[Given problem]:
Write out the listing below exactly, and omit any images you find in it.

* * * * *

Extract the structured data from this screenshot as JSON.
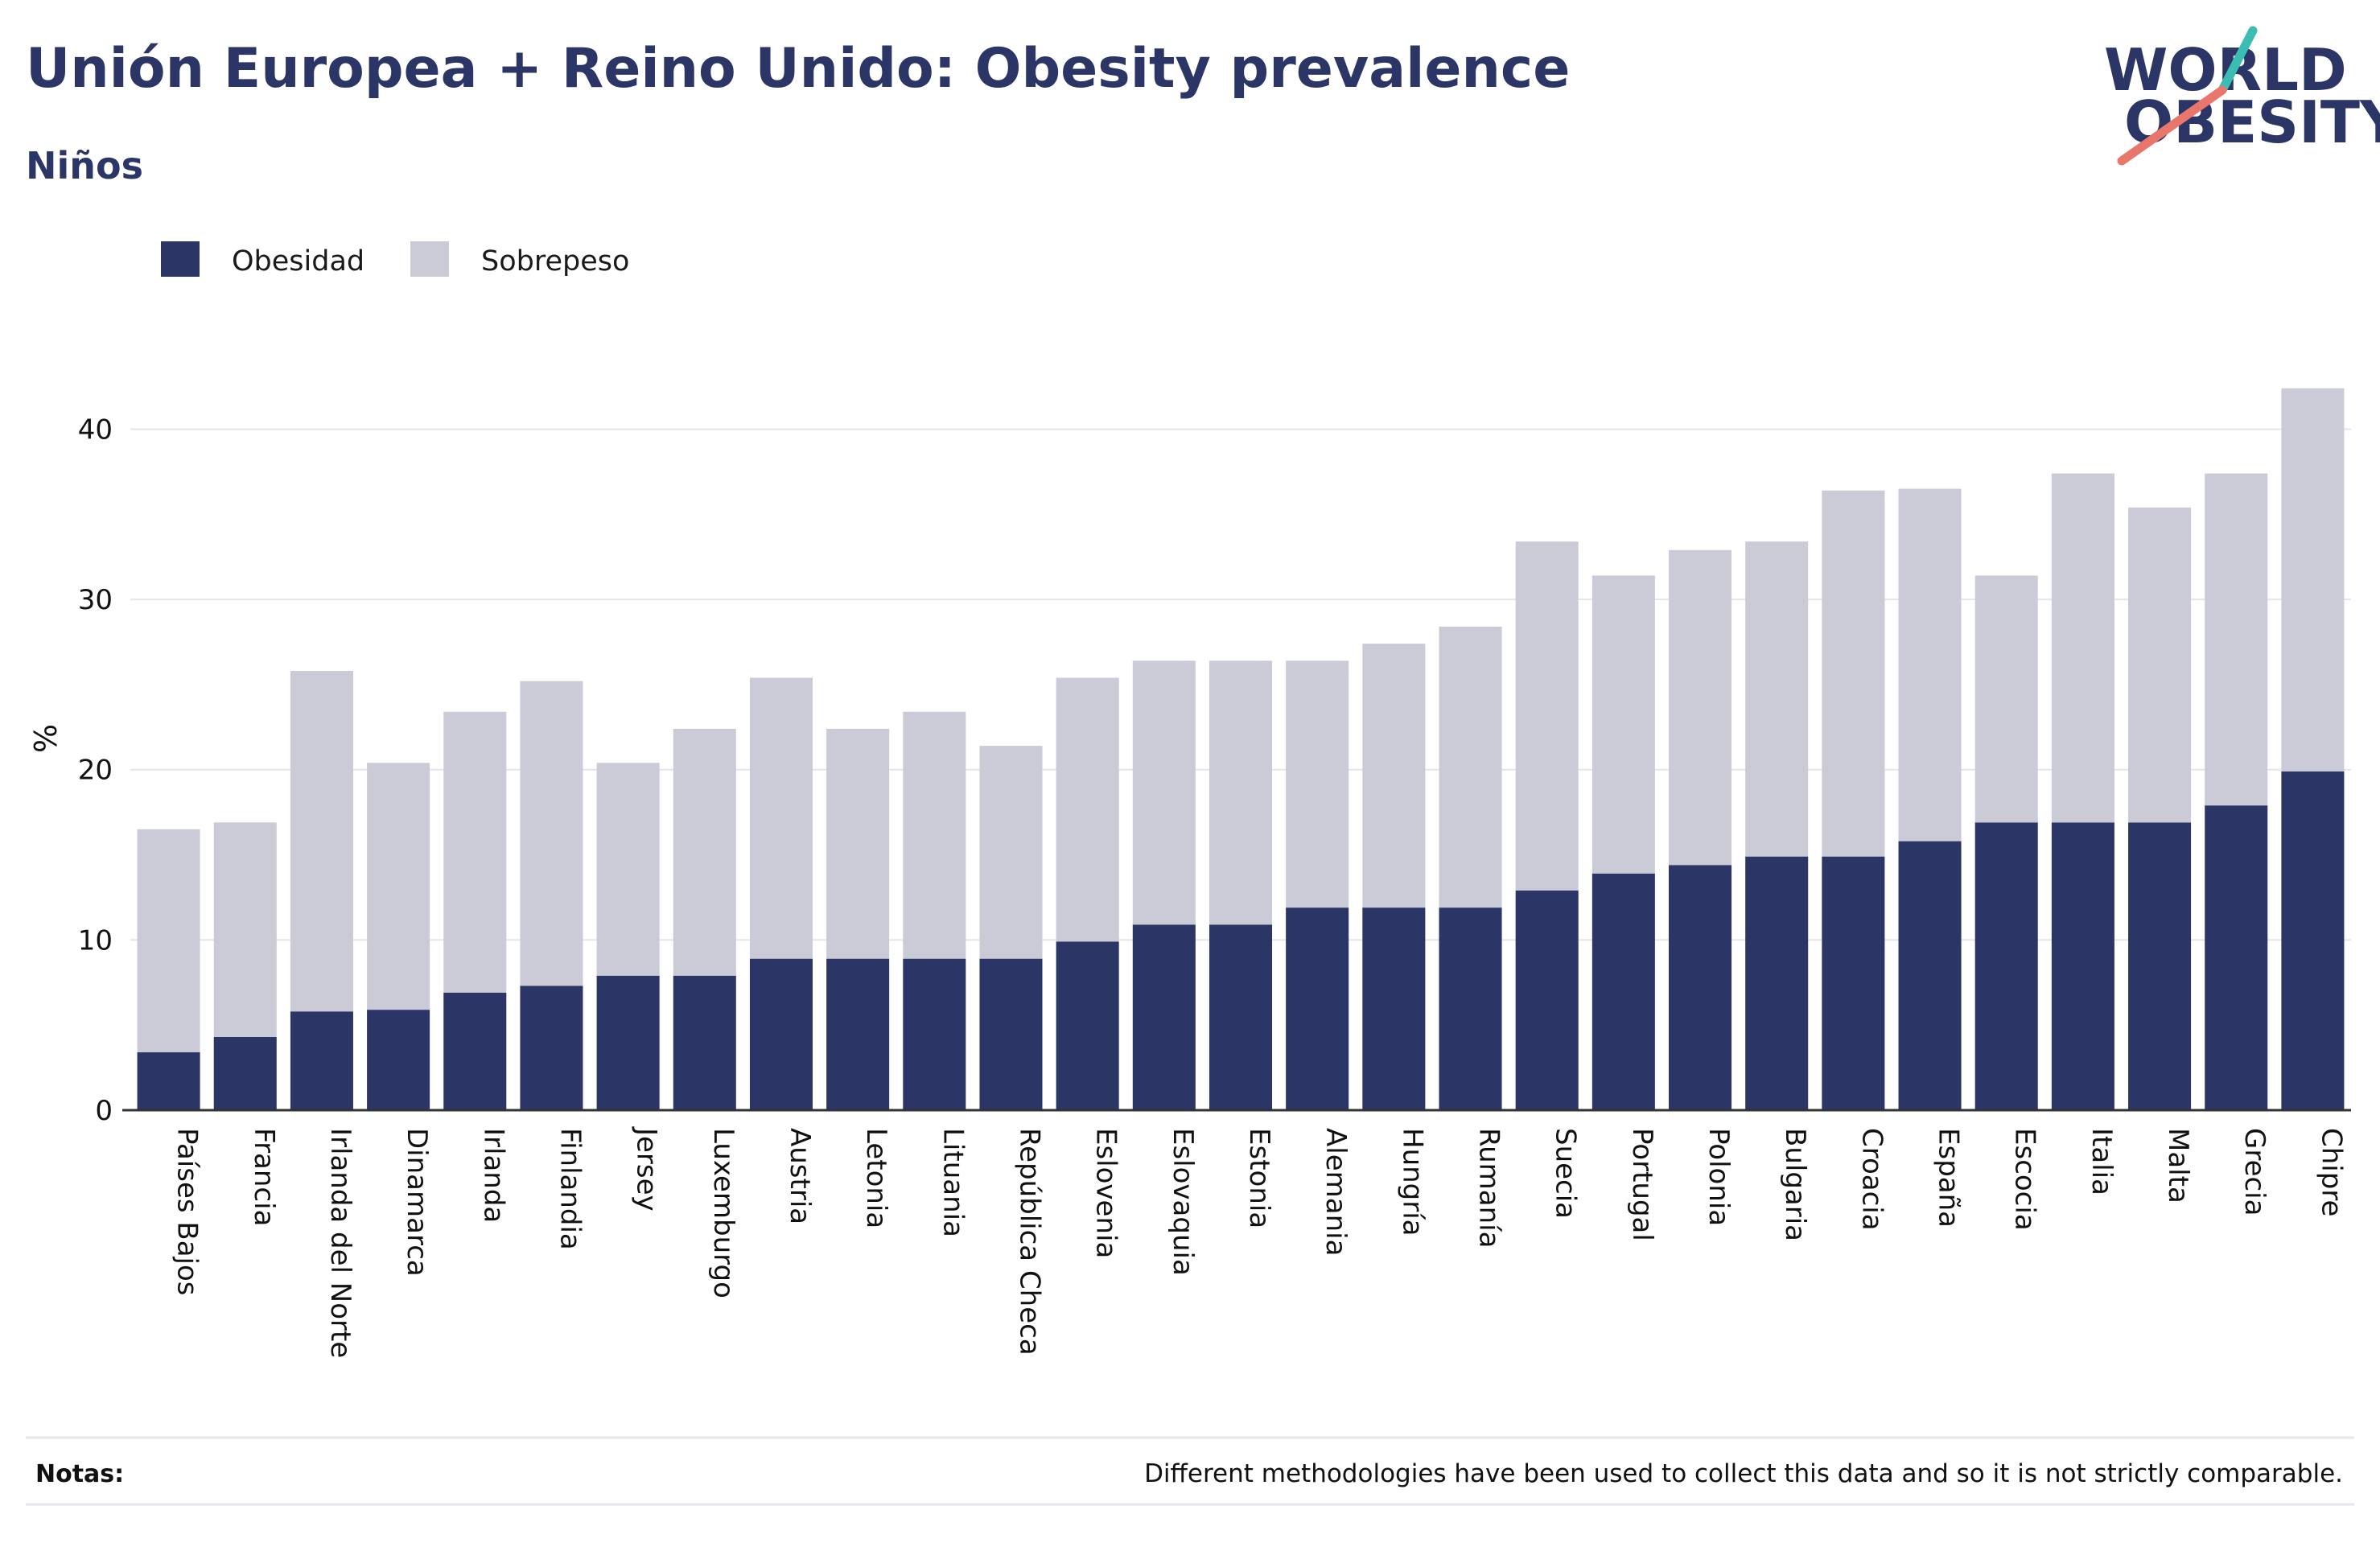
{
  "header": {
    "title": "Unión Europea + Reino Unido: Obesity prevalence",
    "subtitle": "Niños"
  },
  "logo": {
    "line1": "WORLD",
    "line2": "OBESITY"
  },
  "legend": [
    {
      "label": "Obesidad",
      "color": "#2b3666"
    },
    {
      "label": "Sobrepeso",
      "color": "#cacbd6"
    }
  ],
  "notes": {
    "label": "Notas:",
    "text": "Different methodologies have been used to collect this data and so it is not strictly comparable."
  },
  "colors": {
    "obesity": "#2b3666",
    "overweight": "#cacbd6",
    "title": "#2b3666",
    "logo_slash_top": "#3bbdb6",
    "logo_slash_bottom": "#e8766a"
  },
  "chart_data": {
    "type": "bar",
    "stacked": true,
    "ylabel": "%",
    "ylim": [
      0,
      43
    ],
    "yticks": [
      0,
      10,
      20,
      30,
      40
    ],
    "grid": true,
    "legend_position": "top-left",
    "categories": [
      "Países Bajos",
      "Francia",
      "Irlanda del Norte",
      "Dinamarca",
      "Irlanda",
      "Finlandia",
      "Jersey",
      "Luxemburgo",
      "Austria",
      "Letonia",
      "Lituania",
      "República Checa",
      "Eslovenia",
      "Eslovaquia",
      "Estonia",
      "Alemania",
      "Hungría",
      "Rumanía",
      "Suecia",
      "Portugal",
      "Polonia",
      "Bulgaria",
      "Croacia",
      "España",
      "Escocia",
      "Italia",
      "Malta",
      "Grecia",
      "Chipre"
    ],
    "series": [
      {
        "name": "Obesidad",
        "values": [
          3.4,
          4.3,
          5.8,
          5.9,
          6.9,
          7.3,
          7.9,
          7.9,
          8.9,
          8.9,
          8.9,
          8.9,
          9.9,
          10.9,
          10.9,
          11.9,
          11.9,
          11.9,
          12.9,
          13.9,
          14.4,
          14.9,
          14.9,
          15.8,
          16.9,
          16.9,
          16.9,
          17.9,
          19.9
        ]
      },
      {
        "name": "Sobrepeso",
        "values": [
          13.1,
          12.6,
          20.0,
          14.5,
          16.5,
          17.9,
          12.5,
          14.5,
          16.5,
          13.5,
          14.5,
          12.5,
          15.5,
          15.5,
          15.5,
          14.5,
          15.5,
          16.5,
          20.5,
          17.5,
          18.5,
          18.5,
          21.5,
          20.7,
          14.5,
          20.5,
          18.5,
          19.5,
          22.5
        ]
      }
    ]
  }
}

* * * * *

[Full output]:
Extract the structured data from this screenshot as JSON.
{
  "header": {
    "title": "Unión Europea + Reino Unido: Obesity prevalence",
    "subtitle": "Niños"
  },
  "logo": {
    "line1": "WORLD",
    "line2": "OBESITY"
  },
  "legend": [
    {
      "label": "Obesidad",
      "color": "#2b3666"
    },
    {
      "label": "Sobrepeso",
      "color": "#cacbd6"
    }
  ],
  "notes": {
    "label": "Notas:",
    "text": "Different methodologies have been used to collect this data and so it is not strictly comparable."
  },
  "colors": {
    "obesity": "#2b3666",
    "overweight": "#cacbd6",
    "title": "#2b3666",
    "logo_slash_top": "#3bbdb6",
    "logo_slash_bottom": "#e8766a"
  },
  "chart_data": {
    "type": "bar",
    "stacked": true,
    "ylabel": "%",
    "ylim": [
      0,
      43
    ],
    "yticks": [
      0,
      10,
      20,
      30,
      40
    ],
    "grid": true,
    "legend_position": "top-left",
    "categories": [
      "Países Bajos",
      "Francia",
      "Irlanda del Norte",
      "Dinamarca",
      "Irlanda",
      "Finlandia",
      "Jersey",
      "Luxemburgo",
      "Austria",
      "Letonia",
      "Lituania",
      "República Checa",
      "Eslovenia",
      "Eslovaquia",
      "Estonia",
      "Alemania",
      "Hungría",
      "Rumanía",
      "Suecia",
      "Portugal",
      "Polonia",
      "Bulgaria",
      "Croacia",
      "España",
      "Escocia",
      "Italia",
      "Malta",
      "Grecia",
      "Chipre"
    ],
    "series": [
      {
        "name": "Obesidad",
        "values": [
          3.4,
          4.3,
          5.8,
          5.9,
          6.9,
          7.3,
          7.9,
          7.9,
          8.9,
          8.9,
          8.9,
          8.9,
          9.9,
          10.9,
          10.9,
          11.9,
          11.9,
          11.9,
          12.9,
          13.9,
          14.4,
          14.9,
          14.9,
          15.8,
          16.9,
          16.9,
          16.9,
          17.9,
          19.9
        ]
      },
      {
        "name": "Sobrepeso",
        "values": [
          13.1,
          12.6,
          20.0,
          14.5,
          16.5,
          17.9,
          12.5,
          14.5,
          16.5,
          13.5,
          14.5,
          12.5,
          15.5,
          15.5,
          15.5,
          14.5,
          15.5,
          16.5,
          20.5,
          17.5,
          18.5,
          18.5,
          21.5,
          20.7,
          14.5,
          20.5,
          18.5,
          19.5,
          22.5
        ]
      }
    ]
  }
}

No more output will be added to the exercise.